— DIRECTIVE —
In the listing below, locate the lines bearing the word "this". Copy every one of them.

— SUPPLIED MATERIAL —
- - - -

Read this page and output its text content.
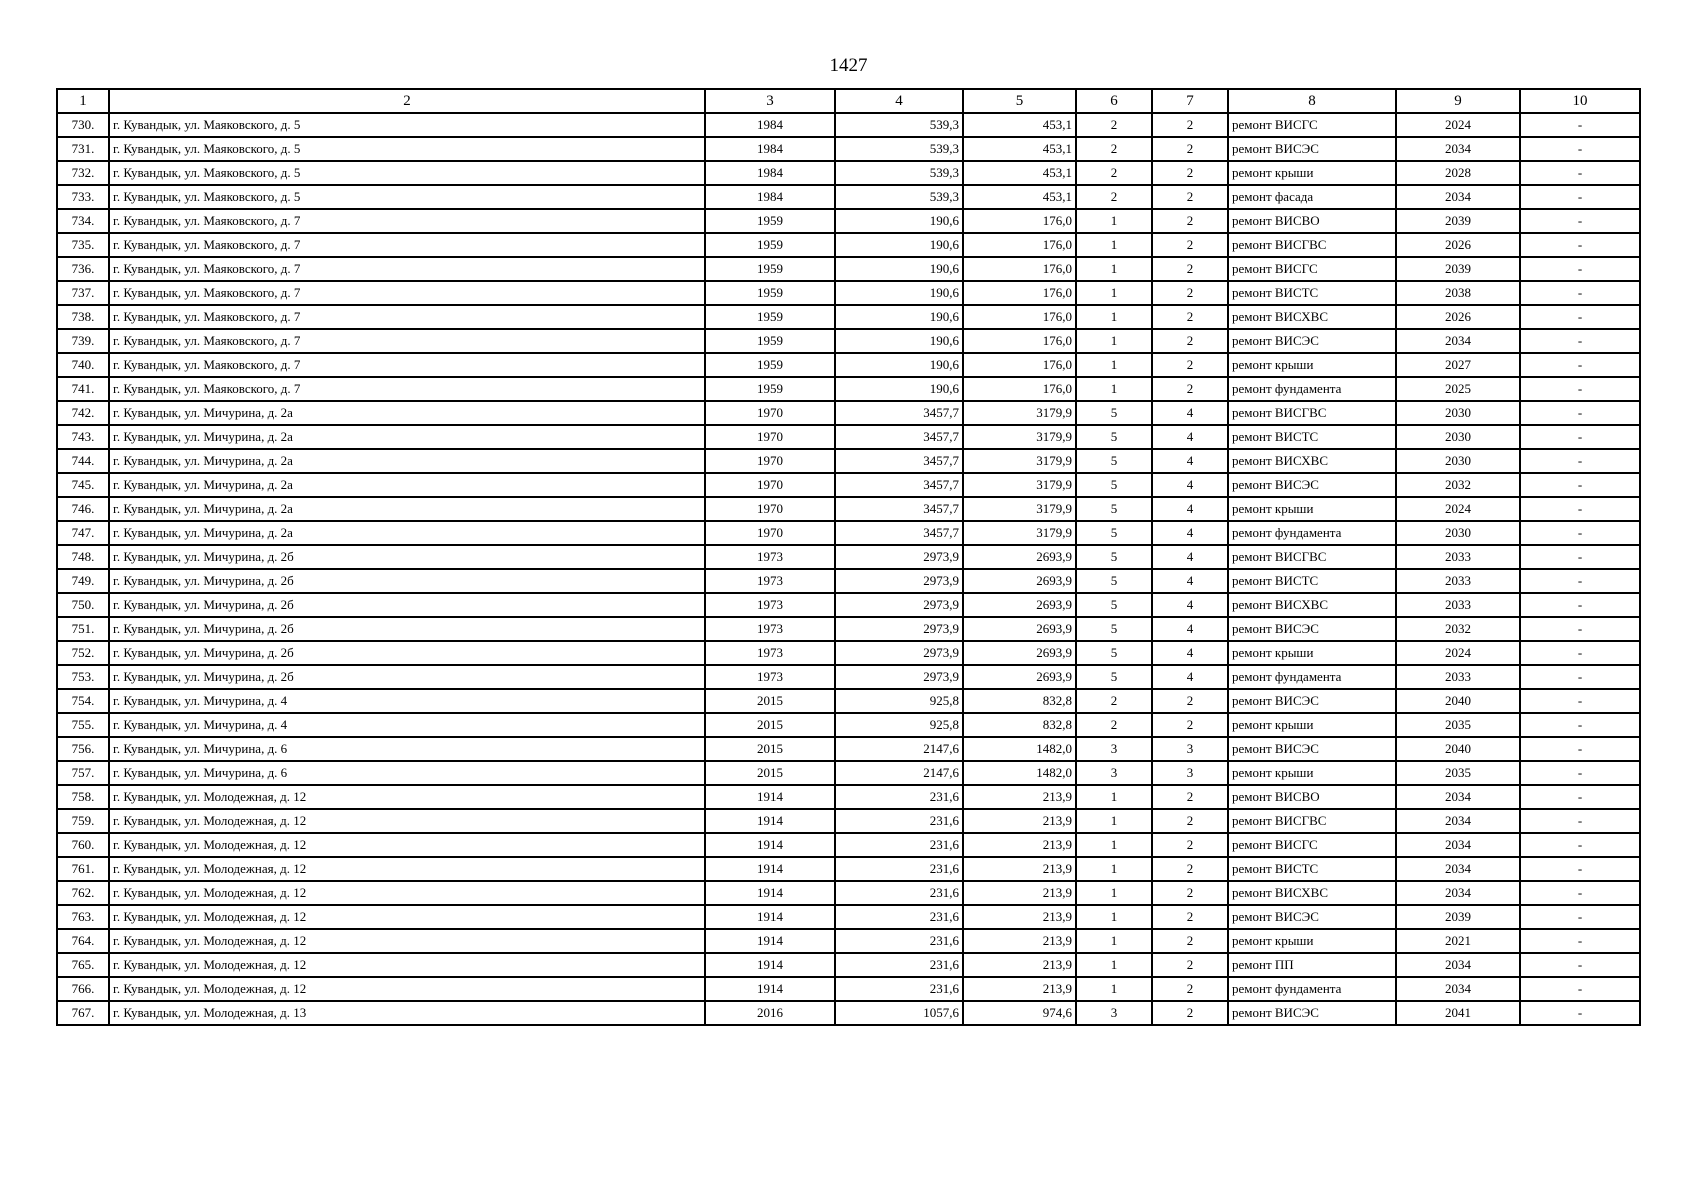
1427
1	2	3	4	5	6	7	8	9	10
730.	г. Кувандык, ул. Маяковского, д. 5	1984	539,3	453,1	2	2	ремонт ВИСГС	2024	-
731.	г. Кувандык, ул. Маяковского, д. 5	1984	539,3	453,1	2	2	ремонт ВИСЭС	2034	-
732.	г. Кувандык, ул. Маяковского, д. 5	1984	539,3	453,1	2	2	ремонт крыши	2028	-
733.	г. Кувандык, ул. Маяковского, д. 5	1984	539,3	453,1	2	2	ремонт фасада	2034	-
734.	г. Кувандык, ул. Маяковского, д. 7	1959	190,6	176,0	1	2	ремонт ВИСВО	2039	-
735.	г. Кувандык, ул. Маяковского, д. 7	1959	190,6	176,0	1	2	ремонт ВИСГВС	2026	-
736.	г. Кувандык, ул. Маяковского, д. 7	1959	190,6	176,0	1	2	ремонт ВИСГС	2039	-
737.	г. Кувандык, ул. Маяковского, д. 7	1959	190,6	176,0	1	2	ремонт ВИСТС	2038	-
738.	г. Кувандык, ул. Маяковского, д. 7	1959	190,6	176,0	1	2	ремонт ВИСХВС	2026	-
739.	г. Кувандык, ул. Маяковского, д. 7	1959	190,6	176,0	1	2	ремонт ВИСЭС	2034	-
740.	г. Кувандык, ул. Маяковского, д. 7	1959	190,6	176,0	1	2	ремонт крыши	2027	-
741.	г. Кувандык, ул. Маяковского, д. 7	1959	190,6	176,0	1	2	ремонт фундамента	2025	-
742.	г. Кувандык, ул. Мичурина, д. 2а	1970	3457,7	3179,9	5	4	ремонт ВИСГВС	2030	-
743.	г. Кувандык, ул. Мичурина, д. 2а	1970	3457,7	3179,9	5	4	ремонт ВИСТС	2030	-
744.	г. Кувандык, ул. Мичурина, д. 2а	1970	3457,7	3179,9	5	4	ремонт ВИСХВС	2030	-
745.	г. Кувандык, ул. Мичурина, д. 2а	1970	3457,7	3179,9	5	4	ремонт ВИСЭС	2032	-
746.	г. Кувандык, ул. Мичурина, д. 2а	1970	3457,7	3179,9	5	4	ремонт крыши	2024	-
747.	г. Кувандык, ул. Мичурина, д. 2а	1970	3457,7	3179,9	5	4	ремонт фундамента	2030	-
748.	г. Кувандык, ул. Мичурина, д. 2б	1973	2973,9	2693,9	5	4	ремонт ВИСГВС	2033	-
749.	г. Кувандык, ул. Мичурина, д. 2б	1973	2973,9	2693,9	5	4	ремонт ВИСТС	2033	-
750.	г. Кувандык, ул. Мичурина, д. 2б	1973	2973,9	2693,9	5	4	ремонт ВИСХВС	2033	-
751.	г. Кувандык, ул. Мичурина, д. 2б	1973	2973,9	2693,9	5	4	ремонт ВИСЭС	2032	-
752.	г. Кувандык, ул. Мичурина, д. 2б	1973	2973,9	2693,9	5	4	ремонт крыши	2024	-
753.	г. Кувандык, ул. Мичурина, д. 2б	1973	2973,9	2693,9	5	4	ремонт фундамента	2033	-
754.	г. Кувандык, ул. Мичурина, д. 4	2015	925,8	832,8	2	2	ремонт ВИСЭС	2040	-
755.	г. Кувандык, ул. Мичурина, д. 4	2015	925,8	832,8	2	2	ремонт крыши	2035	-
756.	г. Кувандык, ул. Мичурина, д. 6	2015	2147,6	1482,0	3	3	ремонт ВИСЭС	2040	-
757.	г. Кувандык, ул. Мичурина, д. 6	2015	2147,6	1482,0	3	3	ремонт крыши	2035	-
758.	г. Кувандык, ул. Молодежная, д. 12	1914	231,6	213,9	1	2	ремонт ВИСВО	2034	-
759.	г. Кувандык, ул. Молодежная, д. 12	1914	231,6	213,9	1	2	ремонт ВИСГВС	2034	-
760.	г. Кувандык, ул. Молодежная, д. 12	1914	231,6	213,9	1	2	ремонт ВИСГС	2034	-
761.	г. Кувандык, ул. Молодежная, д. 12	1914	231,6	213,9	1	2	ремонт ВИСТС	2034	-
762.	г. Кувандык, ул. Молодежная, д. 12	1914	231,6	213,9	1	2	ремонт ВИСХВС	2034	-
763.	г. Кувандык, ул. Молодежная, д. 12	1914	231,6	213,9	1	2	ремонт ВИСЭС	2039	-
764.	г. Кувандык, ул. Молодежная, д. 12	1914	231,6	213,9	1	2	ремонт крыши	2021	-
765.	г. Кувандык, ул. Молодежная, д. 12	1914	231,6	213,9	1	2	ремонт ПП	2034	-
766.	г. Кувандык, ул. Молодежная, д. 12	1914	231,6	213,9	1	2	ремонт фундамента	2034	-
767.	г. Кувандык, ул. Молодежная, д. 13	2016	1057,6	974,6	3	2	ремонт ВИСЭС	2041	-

- - - -

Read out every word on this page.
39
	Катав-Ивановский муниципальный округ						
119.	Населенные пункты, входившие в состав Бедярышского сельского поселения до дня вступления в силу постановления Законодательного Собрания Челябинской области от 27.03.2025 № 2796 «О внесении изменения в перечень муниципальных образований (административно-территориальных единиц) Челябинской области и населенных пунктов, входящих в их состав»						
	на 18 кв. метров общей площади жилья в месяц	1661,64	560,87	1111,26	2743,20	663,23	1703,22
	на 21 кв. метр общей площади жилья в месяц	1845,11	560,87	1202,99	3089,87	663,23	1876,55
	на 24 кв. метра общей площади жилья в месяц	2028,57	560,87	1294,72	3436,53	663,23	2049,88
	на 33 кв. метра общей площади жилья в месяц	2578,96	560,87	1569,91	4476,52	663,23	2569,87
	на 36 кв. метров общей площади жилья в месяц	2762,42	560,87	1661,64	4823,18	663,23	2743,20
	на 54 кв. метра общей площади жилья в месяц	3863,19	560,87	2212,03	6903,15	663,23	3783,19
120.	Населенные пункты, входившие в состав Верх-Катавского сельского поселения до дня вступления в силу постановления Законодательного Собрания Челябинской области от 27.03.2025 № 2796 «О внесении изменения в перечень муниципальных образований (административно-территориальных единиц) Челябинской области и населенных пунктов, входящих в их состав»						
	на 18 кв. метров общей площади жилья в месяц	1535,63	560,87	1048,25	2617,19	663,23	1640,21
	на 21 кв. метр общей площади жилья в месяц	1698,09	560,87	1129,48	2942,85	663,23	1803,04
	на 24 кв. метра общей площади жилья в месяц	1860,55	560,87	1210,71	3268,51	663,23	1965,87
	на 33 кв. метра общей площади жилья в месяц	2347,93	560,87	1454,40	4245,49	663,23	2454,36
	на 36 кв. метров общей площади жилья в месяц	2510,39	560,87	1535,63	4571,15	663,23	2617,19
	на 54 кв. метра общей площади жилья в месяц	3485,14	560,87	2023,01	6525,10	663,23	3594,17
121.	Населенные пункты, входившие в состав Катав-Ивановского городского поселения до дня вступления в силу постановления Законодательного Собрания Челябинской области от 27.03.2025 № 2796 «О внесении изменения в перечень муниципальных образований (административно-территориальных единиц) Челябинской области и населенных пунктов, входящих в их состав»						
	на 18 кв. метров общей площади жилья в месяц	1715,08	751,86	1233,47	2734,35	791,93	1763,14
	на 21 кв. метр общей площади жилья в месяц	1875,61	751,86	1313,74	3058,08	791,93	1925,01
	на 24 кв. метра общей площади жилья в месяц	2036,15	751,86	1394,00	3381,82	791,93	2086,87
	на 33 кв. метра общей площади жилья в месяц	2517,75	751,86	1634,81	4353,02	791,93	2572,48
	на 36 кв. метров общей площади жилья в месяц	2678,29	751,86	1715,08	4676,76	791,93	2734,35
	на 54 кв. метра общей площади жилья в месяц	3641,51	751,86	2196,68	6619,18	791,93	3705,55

- - - -

— EXPECTED ANSWER —
Read this page and output its text content.
Read out every word on this page.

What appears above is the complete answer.